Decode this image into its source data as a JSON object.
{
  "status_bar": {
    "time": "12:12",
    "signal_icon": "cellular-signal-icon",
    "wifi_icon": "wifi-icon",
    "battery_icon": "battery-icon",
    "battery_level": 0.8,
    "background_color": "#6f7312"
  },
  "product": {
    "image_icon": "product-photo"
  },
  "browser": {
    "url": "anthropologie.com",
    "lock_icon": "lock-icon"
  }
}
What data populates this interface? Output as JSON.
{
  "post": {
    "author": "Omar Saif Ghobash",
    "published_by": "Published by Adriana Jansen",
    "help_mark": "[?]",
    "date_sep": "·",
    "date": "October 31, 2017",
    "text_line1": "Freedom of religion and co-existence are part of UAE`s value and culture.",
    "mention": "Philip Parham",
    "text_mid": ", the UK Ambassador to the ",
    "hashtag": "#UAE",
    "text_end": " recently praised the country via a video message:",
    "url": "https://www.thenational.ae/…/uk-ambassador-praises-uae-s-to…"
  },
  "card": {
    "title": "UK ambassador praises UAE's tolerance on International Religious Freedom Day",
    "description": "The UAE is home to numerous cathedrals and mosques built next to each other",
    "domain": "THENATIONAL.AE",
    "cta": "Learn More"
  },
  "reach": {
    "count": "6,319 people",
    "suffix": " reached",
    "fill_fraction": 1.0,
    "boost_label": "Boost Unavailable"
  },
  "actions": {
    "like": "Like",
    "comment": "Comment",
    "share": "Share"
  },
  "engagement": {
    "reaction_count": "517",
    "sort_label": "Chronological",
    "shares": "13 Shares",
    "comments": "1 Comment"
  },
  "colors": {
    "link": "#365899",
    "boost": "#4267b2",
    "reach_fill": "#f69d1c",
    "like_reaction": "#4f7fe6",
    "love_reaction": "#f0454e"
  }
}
============
All of the data shown above must be copied exactly.

CORRECT RESPONSE:
Decode this image into its source data as a JSON object.
{
  "status_bar": {
    "time": "12:12",
    "signal_icon": "cellular-signal-icon",
    "wifi_icon": "wifi-icon",
    "battery_icon": "battery-icon",
    "battery_level": 0.8,
    "background_color": "#6f7312"
  },
  "product": {
    "image_icon": "product-photo"
  },
  "browser": {
    "url": "anthropologie.com",
    "lock_icon": "lock-icon"
  }
}
What data populates this interface? Output as JSON.
{
  "post": {
    "author": "Omar Saif Ghobash",
    "published_by": "Published by Adriana Jansen",
    "help_mark": "[?]",
    "date_sep": "·",
    "date": "October 31, 2017",
    "text_line1": "Freedom of religion and co-existence are part of UAE`s value and culture.",
    "mention": "Philip Parham",
    "text_mid": ", the UK Ambassador to the ",
    "hashtag": "#UAE",
    "text_end": " recently praised the country via a video message:",
    "url": "https://www.thenational.ae/…/uk-ambassador-praises-uae-s-to…"
  },
  "card": {
    "title": "UK ambassador praises UAE's tolerance on International Religious Freedom Day",
    "description": "The UAE is home to numerous cathedrals and mosques built next to each other",
    "domain": "THENATIONAL.AE",
    "cta": "Learn More"
  },
  "reach": {
    "count": "6,319 people",
    "suffix": " reached",
    "fill_fraction": 1.0,
    "boost_label": "Boost Unavailable"
  },
  "actions": {
    "like": "Like",
    "comment": "Comment",
    "share": "Share"
  },
  "engagement": {
    "reaction_count": "517",
    "sort_label": "Chronological",
    "shares": "13 Shares",
    "comments": "1 Comment"
  },
  "colors": {
    "link": "#365899",
    "boost": "#4267b2",
    "reach_fill": "#f69d1c",
    "like_reaction": "#4f7fe6",
    "love_reaction": "#f0454e"
  }
}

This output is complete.